Citation
« REGARDE, c’est la voisine à
la télé ! » L’anecdote remonte à
une dizaine d’années. Léa (le
prénom a été modifié) et son
mari viennent d’emménager
dans un quartier résidentiel
d’Évry-Courcouronnes
(Essonne), à une trentaine de
kilomètres de Paris. Une banlieue
paisible, semée de
pavillons modestes, qui borde
l’autoroute du Soleil.
Un soir, une émission sur le
Rwanda est diffusée. À l’image,
Léa reconnaît tout de suite
les traits de sa voisine. Elle
découvre, éberluée, que la
femme discrète et courtoise
qui vit à deux pas est en réalité
Agathe Habyarimana, la veuve
de Juvénal Habyarimana, l’ex-président
du Rwanda dont
l’assassinat a déclenché en
1994 le génocide des Tutsis.
Plus de 800 000 morts au
total en moins de quatre mois.
Visée par une plainte pour
« crime contre l’humanité » et
« complicité de génocide »
déposée par le Collectif des
parties civiles pour le Rwanda
(CPCR) en 2007, cette grand-mère
de 78 ans a été placée
sous le statut de témoin assisté
en 2016 à l’issue de sa seule
audition dans cette affaire.
L’année dernière, celle qui
nie toute implication a demandé
au juge d’instruction de clore
l’enquête qui la vise par un
non-lieu. Elle estime que le
« délai raisonnable » de cette
procédure est dépassé.
Devant le refus du magistrat,
Agathe Habyarimana a saisi la
chambre de l’instruction de la
cour d’appel de Paris. L’arrêt
doit être rendu aujourd’hui.
Dans son quartier, les habitants
parlent parfois de cette
voisine au passé insoupçonnable,
qui vit chichement et ne
se déplace qu’à pied. Léa glisse
: « Entre nous, on l’appelle la
Présidente. » Agathe Habyarimana
possède d’autres surnoms.
Un temps, elle a été la
« Mère de la nation » du
Rwanda, comme sont appelées
les premières dames du
pays. C’est un simple « Madame
» prononcé du bout des
lèvres pour Dafroza Gauthier,
qui a créé avec son mari en
2001 le CPCR dans l’idée de
traquer les criminels de guerre
sur le sol français. « Je ne
veux même pas prononcer
son nom », lâche cette Franco-
Rwandaise, dont la famille tutsie
a été décimée.

Extrait des données:

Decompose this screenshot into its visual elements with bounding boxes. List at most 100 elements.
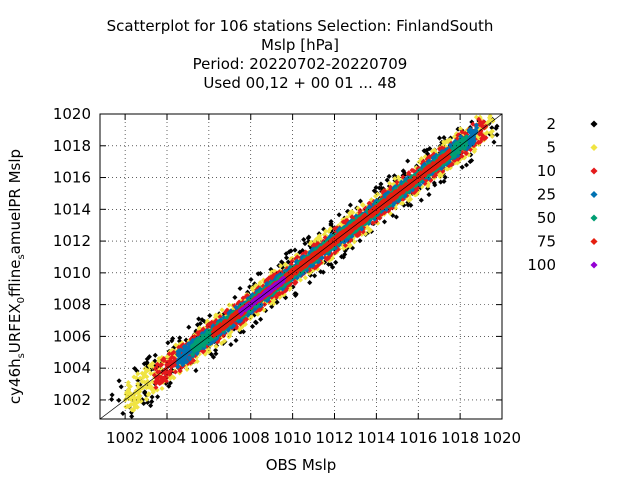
scatter-point: [173, 342, 179, 348]
scatter-point: [312, 273, 318, 279]
scatter-point: [258, 316, 264, 322]
scatter-point: [125, 380, 131, 386]
scatter-point: [459, 164, 465, 170]
scatter-point: [250, 287, 256, 293]
scatter-point: [491, 139, 497, 145]
scatter-point: [441, 135, 447, 141]
scatter-point: [206, 349, 212, 355]
scatter-point: [165, 340, 171, 346]
scatter-point: [148, 370, 154, 376]
scatter-point: [152, 352, 158, 358]
scatter-point: [301, 237, 307, 243]
scatter-point: [146, 384, 152, 390]
scatter-point: [226, 332, 232, 338]
scatter-point: [302, 275, 308, 281]
scatter-point: [357, 198, 363, 204]
scatter-point: [169, 338, 175, 344]
scatter-point: [387, 180, 393, 186]
scatter-point: [431, 180, 437, 186]
scatter-point: [253, 320, 259, 326]
scatter-point: [405, 202, 411, 208]
scatter-point: [333, 259, 339, 265]
scatter-point: [129, 407, 135, 413]
scatter-point: [213, 343, 219, 350]
scatter-point: [426, 192, 432, 198]
scatter-point: [283, 255, 290, 261]
scatter-point: [228, 342, 234, 348]
chart-title-line-3: Period: 20220702-20220709: [192, 55, 408, 73]
scatter-point: [494, 132, 500, 138]
scatter-point: [297, 277, 304, 283]
scatter-point: [144, 396, 150, 402]
scatter-point: [218, 340, 225, 346]
scatter-point: [135, 381, 141, 387]
scatter-point: [118, 384, 124, 390]
scatter-point: [144, 359, 150, 365]
scatter-point: [142, 366, 148, 372]
scatter-point: [271, 297, 277, 303]
scatter-point: [207, 313, 213, 319]
scatter-point: [116, 397, 122, 403]
scatter-point: [471, 148, 477, 155]
scatter-point: [278, 263, 284, 269]
scatter-point: [144, 356, 150, 362]
scatter-point: [336, 212, 342, 218]
scatter-point: [172, 369, 179, 375]
chart-title-line-1: Scatterplot for 106 stations Selection: …: [106, 17, 494, 35]
scatter-point: [237, 285, 243, 292]
scatter-point: [374, 191, 381, 197]
scatter-point: [149, 394, 155, 400]
scatter-point: [351, 239, 357, 245]
scatter-point: [400, 168, 407, 174]
scatter-point: [357, 238, 363, 244]
scatter-point: [233, 337, 239, 343]
scatter-point: [292, 291, 298, 297]
scatter-point: [139, 379, 145, 385]
scatter-point: [317, 236, 323, 242]
scatter-point: [257, 270, 263, 277]
scatter-point: [307, 280, 313, 286]
scatter-point: [366, 228, 372, 234]
scatter-point: [155, 394, 161, 400]
scatter-point: [142, 390, 148, 396]
scatter-point: [405, 158, 411, 164]
scatter-point: [348, 209, 355, 215]
scatter-point: [166, 351, 172, 357]
scatter-point: [132, 365, 138, 372]
scatter-point: [129, 413, 135, 419]
scatter-point: [484, 130, 490, 136]
scatter-point: [219, 307, 225, 313]
scatter-point: [282, 261, 288, 267]
scatter-point: [109, 396, 115, 402]
scatter-point: [146, 363, 153, 369]
scatter-point: [131, 374, 137, 380]
scatter-point: [328, 262, 334, 268]
scatter-point: [418, 197, 424, 203]
scatter-point: [184, 366, 190, 372]
points-layer: [109, 113, 500, 419]
scatter-point: [240, 329, 247, 335]
scatter-point: [249, 323, 256, 329]
scatter-point: [488, 130, 494, 136]
scatter-point: [109, 392, 115, 398]
scatter-point: [141, 373, 147, 379]
scatter-point: [302, 241, 308, 247]
scatter-point: [371, 188, 377, 194]
scatter-point: [150, 389, 156, 395]
scatter-point: [193, 368, 199, 374]
scatter-point: [146, 391, 152, 397]
scatter-point: [149, 399, 155, 405]
scatter-point: [292, 247, 298, 253]
scatter-point: [150, 360, 156, 366]
scatter-point: [213, 351, 219, 357]
scatter-point: [221, 338, 227, 344]
scatter-point: [133, 400, 139, 407]
scatter-point: [406, 197, 412, 204]
chart-title-line-2: Mslp [hPa]: [261, 36, 339, 54]
scatter-point: [393, 214, 399, 220]
scatter-point: [167, 380, 173, 386]
chart-title-line-4: Used 00,12 + 00 01 ... 48: [203, 74, 397, 92]
scatter-point: [128, 401, 134, 407]
scatter-point: [148, 403, 154, 409]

Travail demandé:
1/ Répondez aux questions suivantes à partir de l'article sur Agathe Habyarimana.
(a) À combien de kilomètres de Paris se trouve Évry-Courcouronnes ?
(b) En quelle année Agathe Habyarimana a-t-elle été placée sous le statut de témoin assisté ?
(c) En quelle année Dafroza Gauthier et son mari ont-ils créé le CPCR ?
2/ Rédigez la suite de l'article sur Agathe Habyarimana, en reprenant après sa dernière phrase.
Les enregistrements ne servent pas pour ce travail.

Réponses attendues:
1/
(a) À une trentaine de kilomètres.
(b) En 2016.
(c) En 2001.

2/
Évacuée vers la France
à la demande
de François Mitterrand
Pour cette chimiste retraitée,
cela ne fait aucun doute : Agathe
Habyarimana, née Kanziga,
était le « cœur du réacteur »,
une « pièce maîtresse du
génocide ». « C’était la planificatrice,
soutient-elle. Elle n’a
pas pris la machette à la main,
elle l’a prise avec sa langue. »
Le rapport dirigé par l’historien
Vincent Duclert a fait ressurgir
son nom. Ce document
— remis à Emmanuel Macron
en mars — vise à établir les
responsabilités de la France
dans le génocide. L’ex-première
dame y est décrite
comme l’un des « véritables
cerveaux » de ce qu’on appelle
l’« Akazu » (« petite maison »
en kinyarwanda). Ce noyau
dur soupçonné d’avoir pensé
le génocide se serait formé en
1991 à partir du « clan d’Agathe
Habyarimana ». Lors de réunions,
des témoins assurent
que la première dame promettait
des machettes financées
par l’un de ses proches,
Félicien Kabuga, autre génocidaire
présumé rattrapé par
l’Office central de lutte contre
les crimes contre l’humanité
(OCLCH) le 16 mai 2020, à
Asnières-sur-Seine (Hauts-de-
Seine).
« Surréaliste », pour Jean-
Luc Habyarimana, l’avant-dernier
des huit enfants du
couple. « Tout ce dont on
accuse ma mère est aberrant,
souffle ce quadragénaire. Un
tribunal a été mis en place par
l’ONU (NDLR : le TPIR, Tribunal
pénal international pour le
Rwanda) pour juger les
auteurs du génocide, ceux
qu’on peut appeler les gros
poissons. Ma mère ne s’est
jamais cachée. Mais ils
n’avaient rien contre elle. »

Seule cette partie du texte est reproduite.